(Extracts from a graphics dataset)
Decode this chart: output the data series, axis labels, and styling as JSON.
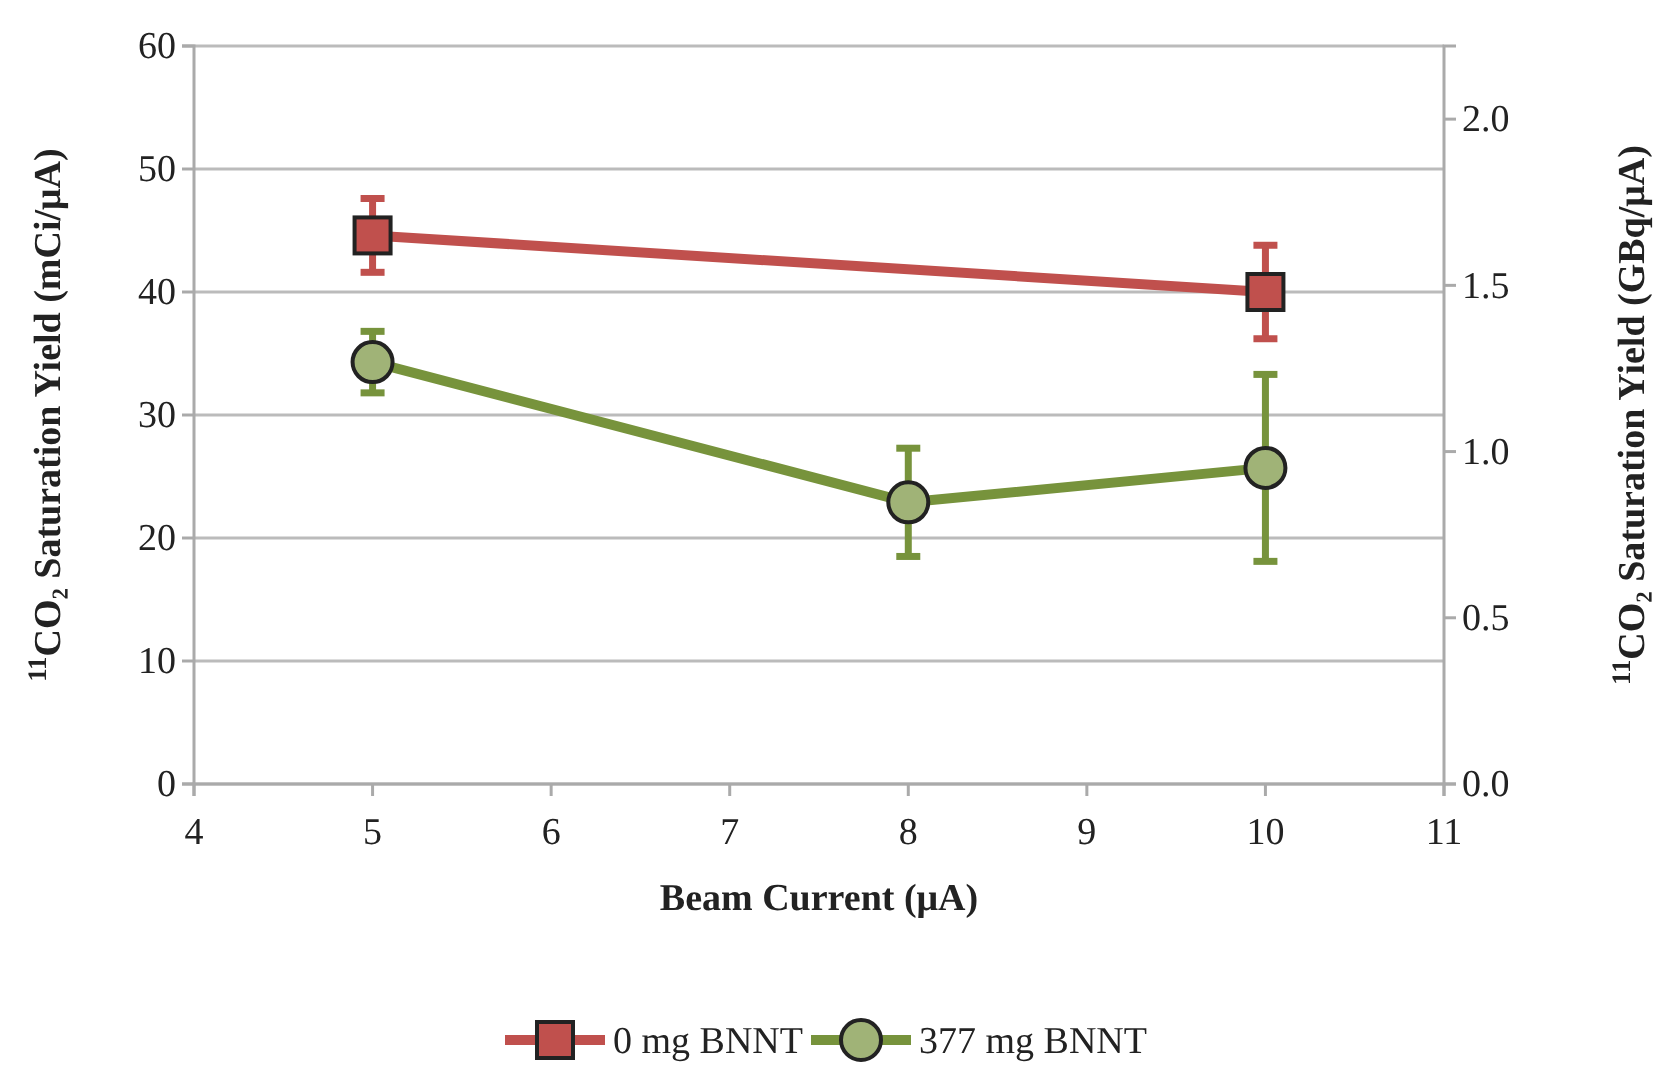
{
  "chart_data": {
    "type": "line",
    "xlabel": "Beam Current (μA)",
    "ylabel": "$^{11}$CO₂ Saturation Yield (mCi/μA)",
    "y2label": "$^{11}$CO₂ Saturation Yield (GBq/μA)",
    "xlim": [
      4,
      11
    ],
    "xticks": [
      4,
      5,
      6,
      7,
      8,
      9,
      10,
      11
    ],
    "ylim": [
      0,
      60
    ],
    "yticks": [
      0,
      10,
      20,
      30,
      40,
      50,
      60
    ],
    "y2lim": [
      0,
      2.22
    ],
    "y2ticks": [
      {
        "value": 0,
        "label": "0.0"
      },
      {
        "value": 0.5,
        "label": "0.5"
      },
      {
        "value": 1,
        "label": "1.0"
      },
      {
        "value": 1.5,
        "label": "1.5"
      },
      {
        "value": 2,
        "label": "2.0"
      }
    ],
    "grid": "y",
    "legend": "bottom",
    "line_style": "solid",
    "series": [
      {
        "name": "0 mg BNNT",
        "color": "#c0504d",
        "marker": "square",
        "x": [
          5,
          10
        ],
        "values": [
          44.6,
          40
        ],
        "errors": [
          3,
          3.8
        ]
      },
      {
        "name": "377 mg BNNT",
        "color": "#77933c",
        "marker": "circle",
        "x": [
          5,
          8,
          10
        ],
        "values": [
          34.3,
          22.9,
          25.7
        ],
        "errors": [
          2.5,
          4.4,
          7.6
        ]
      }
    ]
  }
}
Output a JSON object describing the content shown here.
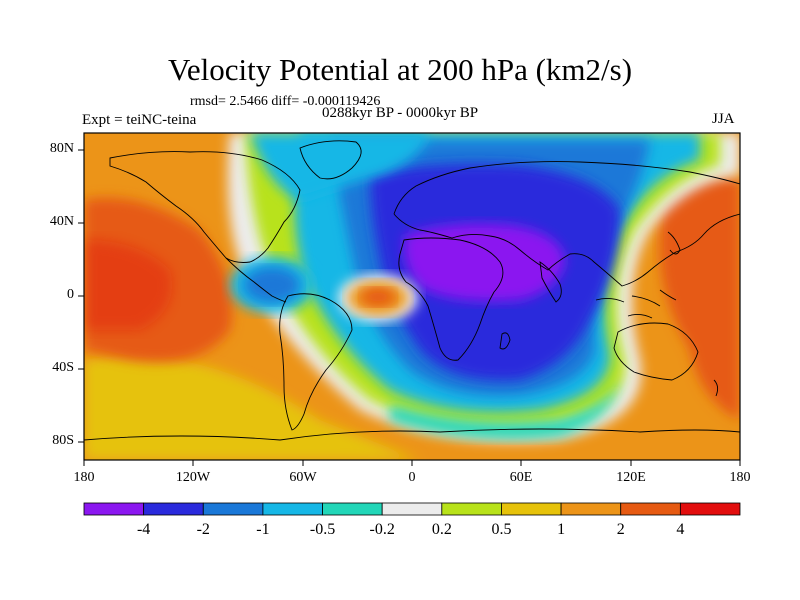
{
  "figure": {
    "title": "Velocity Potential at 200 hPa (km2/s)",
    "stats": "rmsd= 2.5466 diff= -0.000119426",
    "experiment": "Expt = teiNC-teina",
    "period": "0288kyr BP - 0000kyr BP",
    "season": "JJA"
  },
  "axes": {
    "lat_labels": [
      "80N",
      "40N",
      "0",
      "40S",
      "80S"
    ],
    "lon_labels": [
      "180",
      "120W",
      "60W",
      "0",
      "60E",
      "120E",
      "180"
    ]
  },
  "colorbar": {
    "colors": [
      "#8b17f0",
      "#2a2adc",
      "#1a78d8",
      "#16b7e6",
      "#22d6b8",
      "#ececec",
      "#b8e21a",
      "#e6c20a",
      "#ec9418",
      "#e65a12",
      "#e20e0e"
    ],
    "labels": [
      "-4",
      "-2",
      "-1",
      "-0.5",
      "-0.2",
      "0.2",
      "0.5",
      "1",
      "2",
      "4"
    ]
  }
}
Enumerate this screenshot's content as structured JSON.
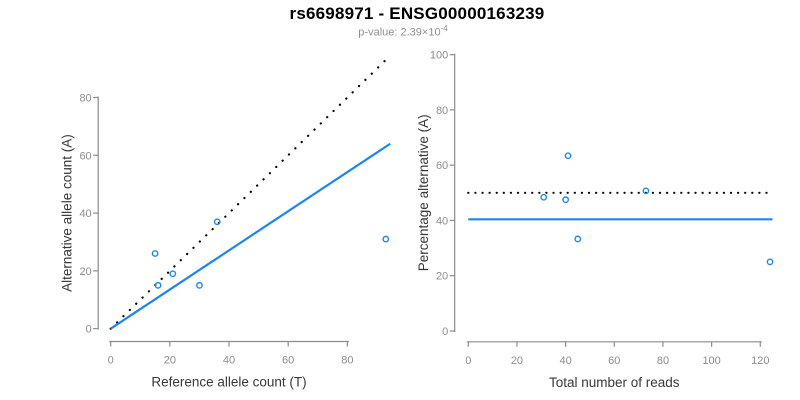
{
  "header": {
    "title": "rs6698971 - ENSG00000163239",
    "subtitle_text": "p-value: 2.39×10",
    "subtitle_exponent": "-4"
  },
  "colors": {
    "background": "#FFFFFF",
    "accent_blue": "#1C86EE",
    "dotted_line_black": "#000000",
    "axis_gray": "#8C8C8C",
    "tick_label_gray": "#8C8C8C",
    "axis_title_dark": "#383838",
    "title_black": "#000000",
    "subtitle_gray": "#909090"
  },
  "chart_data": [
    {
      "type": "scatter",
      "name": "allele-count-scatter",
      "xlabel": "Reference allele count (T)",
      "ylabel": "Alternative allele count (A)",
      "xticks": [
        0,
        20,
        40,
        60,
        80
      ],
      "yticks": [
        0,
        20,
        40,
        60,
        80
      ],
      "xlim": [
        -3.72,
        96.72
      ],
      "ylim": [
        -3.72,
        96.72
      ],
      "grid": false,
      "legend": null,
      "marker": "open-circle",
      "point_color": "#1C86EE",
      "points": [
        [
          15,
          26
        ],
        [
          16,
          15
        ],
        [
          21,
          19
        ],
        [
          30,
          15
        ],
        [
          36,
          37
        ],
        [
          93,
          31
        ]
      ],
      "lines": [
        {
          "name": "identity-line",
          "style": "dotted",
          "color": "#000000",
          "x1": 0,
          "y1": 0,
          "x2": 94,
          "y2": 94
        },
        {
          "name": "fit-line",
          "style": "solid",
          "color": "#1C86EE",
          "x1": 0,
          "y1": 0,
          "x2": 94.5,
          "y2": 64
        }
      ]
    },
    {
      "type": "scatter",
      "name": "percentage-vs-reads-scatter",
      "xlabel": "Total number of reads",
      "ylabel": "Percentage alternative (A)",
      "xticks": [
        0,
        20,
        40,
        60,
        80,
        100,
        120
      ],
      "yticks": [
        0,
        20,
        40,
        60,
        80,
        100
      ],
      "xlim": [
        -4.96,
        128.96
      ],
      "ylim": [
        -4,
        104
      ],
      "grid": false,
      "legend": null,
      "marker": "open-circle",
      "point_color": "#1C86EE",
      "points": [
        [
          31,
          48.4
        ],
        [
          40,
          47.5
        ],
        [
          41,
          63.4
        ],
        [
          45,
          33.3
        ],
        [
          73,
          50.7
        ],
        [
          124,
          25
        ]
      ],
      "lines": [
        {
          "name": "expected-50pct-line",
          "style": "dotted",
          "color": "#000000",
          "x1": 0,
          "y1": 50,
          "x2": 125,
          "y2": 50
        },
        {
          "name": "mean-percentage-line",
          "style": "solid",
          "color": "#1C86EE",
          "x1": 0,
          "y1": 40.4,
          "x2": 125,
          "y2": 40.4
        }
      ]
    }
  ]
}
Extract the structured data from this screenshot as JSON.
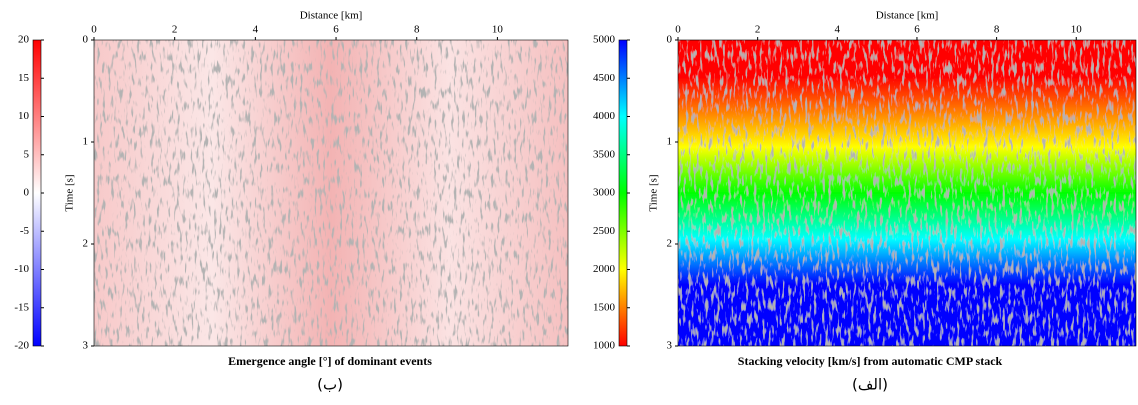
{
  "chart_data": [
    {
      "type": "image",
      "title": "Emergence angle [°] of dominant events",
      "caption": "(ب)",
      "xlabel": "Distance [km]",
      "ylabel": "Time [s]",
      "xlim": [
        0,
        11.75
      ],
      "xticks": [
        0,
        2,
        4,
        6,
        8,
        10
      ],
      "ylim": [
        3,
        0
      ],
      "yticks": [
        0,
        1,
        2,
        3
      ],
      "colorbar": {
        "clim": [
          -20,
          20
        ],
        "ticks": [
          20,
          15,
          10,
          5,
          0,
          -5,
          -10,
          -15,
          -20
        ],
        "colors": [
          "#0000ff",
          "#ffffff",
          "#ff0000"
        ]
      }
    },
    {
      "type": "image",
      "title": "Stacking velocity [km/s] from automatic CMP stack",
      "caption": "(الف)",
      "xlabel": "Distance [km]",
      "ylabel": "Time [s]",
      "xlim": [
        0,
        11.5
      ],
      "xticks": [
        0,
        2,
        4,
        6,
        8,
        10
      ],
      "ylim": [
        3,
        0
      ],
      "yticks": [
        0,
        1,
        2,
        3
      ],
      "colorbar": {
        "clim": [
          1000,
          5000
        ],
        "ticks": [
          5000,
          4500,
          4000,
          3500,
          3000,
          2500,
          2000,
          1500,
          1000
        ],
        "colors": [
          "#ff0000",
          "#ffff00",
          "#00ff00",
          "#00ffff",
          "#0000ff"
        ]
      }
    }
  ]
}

WORK REQUIRED:
Make an exact copy of every entry above, minus the images.

THE SOLUTION:
Decode this chart: output the data series, axis labels, and styling as JSON.
{
  "chart_data": {
    "type": "line",
    "xlabel": "Beam Current (μA)",
    "ylabel": "$^{11}$CO₂ Saturation Yield (mCi/μA)",
    "y2label": "$^{11}$CO₂ Saturation Yield (GBq/μA)",
    "xlim": [
      4,
      11
    ],
    "xticks": [
      4,
      5,
      6,
      7,
      8,
      9,
      10,
      11
    ],
    "ylim": [
      0,
      60
    ],
    "yticks": [
      0,
      10,
      20,
      30,
      40,
      50,
      60
    ],
    "y2lim": [
      0,
      2.22
    ],
    "y2ticks": [
      {
        "value": 0,
        "label": "0.0"
      },
      {
        "value": 0.5,
        "label": "0.5"
      },
      {
        "value": 1,
        "label": "1.0"
      },
      {
        "value": 1.5,
        "label": "1.5"
      },
      {
        "value": 2,
        "label": "2.0"
      }
    ],
    "grid": "y",
    "legend": "bottom",
    "line_style": "solid",
    "series": [
      {
        "name": "0 mg BNNT",
        "color": "#c0504d",
        "marker": "square",
        "x": [
          5,
          10
        ],
        "values": [
          44.6,
          40
        ],
        "errors": [
          3,
          3.8
        ]
      },
      {
        "name": "377 mg BNNT",
        "color": "#77933c",
        "marker": "circle",
        "x": [
          5,
          8,
          10
        ],
        "values": [
          34.3,
          22.9,
          25.7
        ],
        "errors": [
          2.5,
          4.4,
          7.6
        ]
      }
    ]
  }
}
Output a JSON object describing the content shown here.
{
  "figure": {
    "title": "Velocity Potential at 200 hPa (km2/s)",
    "stats": "rmsd= 2.5466 diff= -0.000119426",
    "experiment": "Expt = teiNC-teina",
    "period": "0288kyr BP - 0000kyr BP",
    "season": "JJA"
  },
  "axes": {
    "lat_labels": [
      "80N",
      "40N",
      "0",
      "40S",
      "80S"
    ],
    "lon_labels": [
      "180",
      "120W",
      "60W",
      "0",
      "60E",
      "120E",
      "180"
    ]
  },
  "colorbar": {
    "colors": [
      "#8b17f0",
      "#2a2adc",
      "#1a78d8",
      "#16b7e6",
      "#22d6b8",
      "#ececec",
      "#b8e21a",
      "#e6c20a",
      "#ec9418",
      "#e65a12",
      "#e20e0e"
    ],
    "labels": [
      "-4",
      "-2",
      "-1",
      "-0.5",
      "-0.2",
      "0.2",
      "0.5",
      "1",
      "2",
      "4"
    ]
  }
}
Enumerate this screenshot's content as structured JSON.
{
  "header": {
    "title": "rs6698971 - ENSG00000163239",
    "subtitle_text": "p-value: 2.39×10",
    "subtitle_exponent": "-4"
  },
  "colors": {
    "background": "#FFFFFF",
    "accent_blue": "#1C86EE",
    "dotted_line_black": "#000000",
    "axis_gray": "#8C8C8C",
    "tick_label_gray": "#8C8C8C",
    "axis_title_dark": "#383838",
    "title_black": "#000000",
    "subtitle_gray": "#909090"
  },
  "chart_data": [
    {
      "type": "scatter",
      "name": "allele-count-scatter",
      "xlabel": "Reference allele count (T)",
      "ylabel": "Alternative allele count (A)",
      "xticks": [
        0,
        20,
        40,
        60,
        80
      ],
      "yticks": [
        0,
        20,
        40,
        60,
        80
      ],
      "xlim": [
        -3.72,
        96.72
      ],
      "ylim": [
        -3.72,
        96.72
      ],
      "grid": false,
      "legend": null,
      "marker": "open-circle",
      "point_color": "#1C86EE",
      "points": [
        [
          15,
          26
        ],
        [
          16,
          15
        ],
        [
          21,
          19
        ],
        [
          30,
          15
        ],
        [
          36,
          37
        ],
        [
          93,
          31
        ]
      ],
      "lines": [
        {
          "name": "identity-line",
          "style": "dotted",
          "color": "#000000",
          "x1": 0,
          "y1": 0,
          "x2": 94,
          "y2": 94
        },
        {
          "name": "fit-line",
          "style": "solid",
          "color": "#1C86EE",
          "x1": 0,
          "y1": 0,
          "x2": 94.5,
          "y2": 64
        }
      ]
    },
    {
      "type": "scatter",
      "name": "percentage-vs-reads-scatter",
      "xlabel": "Total number of reads",
      "ylabel": "Percentage alternative (A)",
      "xticks": [
        0,
        20,
        40,
        60,
        80,
        100,
        120
      ],
      "yticks": [
        0,
        20,
        40,
        60,
        80,
        100
      ],
      "xlim": [
        -4.96,
        128.96
      ],
      "ylim": [
        -4,
        104
      ],
      "grid": false,
      "legend": null,
      "marker": "open-circle",
      "point_color": "#1C86EE",
      "points": [
        [
          31,
          48.4
        ],
        [
          40,
          47.5
        ],
        [
          41,
          63.4
        ],
        [
          45,
          33.3
        ],
        [
          73,
          50.7
        ],
        [
          124,
          25
        ]
      ],
      "lines": [
        {
          "name": "expected-50pct-line",
          "style": "dotted",
          "color": "#000000",
          "x1": 0,
          "y1": 50,
          "x2": 125,
          "y2": 50
        },
        {
          "name": "mean-percentage-line",
          "style": "solid",
          "color": "#1C86EE",
          "x1": 0,
          "y1": 40.4,
          "x2": 125,
          "y2": 40.4
        }
      ]
    }
  ]
}
Extract the structured data from this screenshot as JSON.
{
  "chart_data": [
    {
      "type": "image",
      "title": "Emergence angle [°] of dominant events",
      "caption": "(ب)",
      "xlabel": "Distance [km]",
      "ylabel": "Time [s]",
      "xlim": [
        0,
        11.75
      ],
      "xticks": [
        0,
        2,
        4,
        6,
        8,
        10
      ],
      "ylim": [
        3,
        0
      ],
      "yticks": [
        0,
        1,
        2,
        3
      ],
      "colorbar": {
        "clim": [
          -20,
          20
        ],
        "ticks": [
          20,
          15,
          10,
          5,
          0,
          -5,
          -10,
          -15,
          -20
        ],
        "colors": [
          "#0000ff",
          "#ffffff",
          "#ff0000"
        ]
      }
    },
    {
      "type": "image",
      "title": "Stacking velocity [km/s] from automatic CMP stack",
      "caption": "(الف)",
      "xlabel": "Distance [km]",
      "ylabel": "Time [s]",
      "xlim": [
        0,
        11.5
      ],
      "xticks": [
        0,
        2,
        4,
        6,
        8,
        10
      ],
      "ylim": [
        3,
        0
      ],
      "yticks": [
        0,
        1,
        2,
        3
      ],
      "colorbar": {
        "clim": [
          1000,
          5000
        ],
        "ticks": [
          5000,
          4500,
          4000,
          3500,
          3000,
          2500,
          2000,
          1500,
          1000
        ],
        "colors": [
          "#ff0000",
          "#ffff00",
          "#00ff00",
          "#00ffff",
          "#0000ff"
        ]
      }
    }
  ]
}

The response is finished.